§ **PROBLEM TO WORK ON**: Transcribe the material in full. Nothing should differ except that the pictures are left out.

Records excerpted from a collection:
- - - - -

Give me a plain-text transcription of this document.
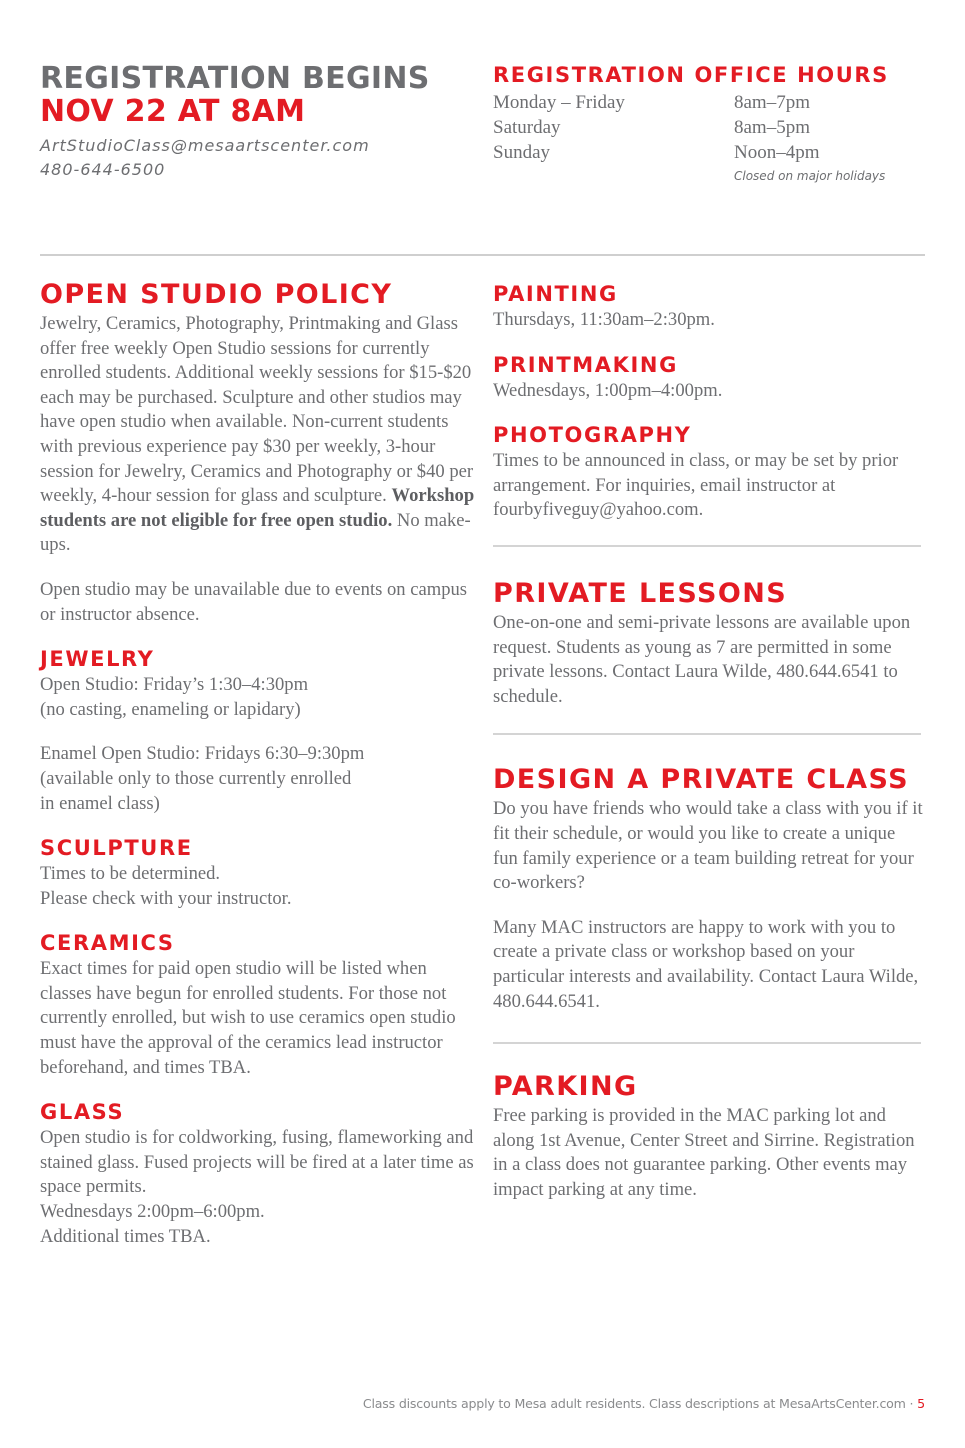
REGISTRATION BEGINS
NOV 22 AT 8AM
ArtStudioClass@mesaartscenter.com
480-644-6500
REGISTRATION OFFICE HOURS
Monday – Friday	8am–7pm
Saturday	8am–5pm
Sunday	Noon–4pm
Closed on major holidays
OPEN STUDIO POLICY

Jewelry, Ceramics, Photography, Printmaking and Glass offer free weekly Open Studio sessions for currently enrolled students. Additional weekly sessions for $15-$20 each may be purchased. Sculpture and other studios may have open studio when available. Non-current students with previous experience pay $30 per weekly, 3-hour session for Jewelry, Ceramics and Photography or $40 per weekly, 4-hour session for glass and sculpture. Workshop students are not eligible for free open studio. No make-ups.

Open studio may be unavailable due to events on campus or instructor absence.

JEWELRY
Open Studio: Friday’s 1:30–4:30pm
(no casting, enameling or lapidary)
Enamel Open Studio: Fridays 6:30–9:30pm
(available only to those currently enrolled
in enamel class)
SCULPTURE
Times to be determined.
Please check with your instructor.
CERAMICS

Exact times for paid open studio will be listed when classes have begun for enrolled students. For those not currently enrolled, but wish to use ceramics open studio must have the approval of the ceramics lead instructor beforehand, and times TBA.

GLASS

Open studio is for coldworking, fusing, flameworking and stained glass. Fused projects will be fired at a later time as space permits.

Wednesdays 2:00pm–6:00pm.
Additional times TBA.
PAINTING

Thursdays, 11:30am–2:30pm.

PRINTMAKING

Wednesdays, 1:00pm–4:00pm.

PHOTOGRAPHY

Times to be announced in class, or may be set by prior arrangement. For inquiries, email instructor at fourbyfiveguy@yahoo.com.

PRIVATE LESSONS

One-on-one and semi-private lessons are available upon request. Students as young as 7 are permitted in some private lessons. Contact Laura Wilde, 480.644.6541 to schedule.

DESIGN A PRIVATE CLASS

Do you have friends who would take a class with you if it fit their schedule, or would you like to create a unique fun family experience or a team building retreat for your co-workers?

Many MAC instructors are happy to work with you to create a private class or workshop based on your particular interests and availability. Contact Laura Wilde, 480.644.6541.

PARKING

Free parking is provided in the MAC parking lot and along 1st Avenue, Center Street and Sirrine. Registration in a class does not guarantee parking. Other events may impact parking at any time.

Class discounts apply to Mesa adult residents. Class descriptions at MesaArtsCenter.com · 5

- - - - -

§ **EXERCISE RESPONSE**:
Give me a plain-text transcription of this document.
REGISTRATION BEGINS
NOV 22 AT 8AM
ArtStudioClass@mesaartscenter.com
480-644-6500
REGISTRATION OFFICE HOURS
Monday – Friday	8am–7pm
Saturday	8am–5pm
Sunday	Noon–4pm
Closed on major holidays
OPEN STUDIO POLICY

Jewelry, Ceramics, Photography, Printmaking and Glass offer free weekly Open Studio sessions for currently enrolled students. Additional weekly sessions for $15-$20 each may be purchased. Sculpture and other studios may have open studio when available. Non-current students with previous experience pay $30 per weekly, 3-hour session for Jewelry, Ceramics and Photography or $40 per weekly, 4-hour session for glass and sculpture. Workshop students are not eligible for free open studio. No make-ups.

Open studio may be unavailable due to events on campus or instructor absence.

JEWELRY
Open Studio: Friday’s 1:30–4:30pm
(no casting, enameling or lapidary)
Enamel Open Studio: Fridays 6:30–9:30pm
(available only to those currently enrolled
in enamel class)
SCULPTURE
Times to be determined.
Please check with your instructor.
CERAMICS

Exact times for paid open studio will be listed when classes have begun for enrolled students. For those not currently enrolled, but wish to use ceramics open studio must have the approval of the ceramics lead instructor beforehand, and times TBA.

GLASS

Open studio is for coldworking, fusing, flameworking and stained glass. Fused projects will be fired at a later time as space permits.

Wednesdays 2:00pm–6:00pm.
Additional times TBA.
PAINTING

Thursdays, 11:30am–2:30pm.

PRINTMAKING

Wednesdays, 1:00pm–4:00pm.

PHOTOGRAPHY

Times to be announced in class, or may be set by prior arrangement. For inquiries, email instructor at fourbyfiveguy@yahoo.com.

PRIVATE LESSONS

One-on-one and semi-private lessons are available upon request. Students as young as 7 are permitted in some private lessons. Contact Laura Wilde, 480.644.6541 to schedule.

DESIGN A PRIVATE CLASS

Do you have friends who would take a class with you if it fit their schedule, or would you like to create a unique fun family experience or a team building retreat for your co-workers?

Many MAC instructors are happy to work with you to create a private class or workshop based on your particular interests and availability. Contact Laura Wilde, 480.644.6541.

PARKING

Free parking is provided in the MAC parking lot and along 1st Avenue, Center Street and Sirrine. Registration in a class does not guarantee parking. Other events may impact parking at any time.

Class discounts apply to Mesa adult residents. Class descriptions at MesaArtsCenter.com · 5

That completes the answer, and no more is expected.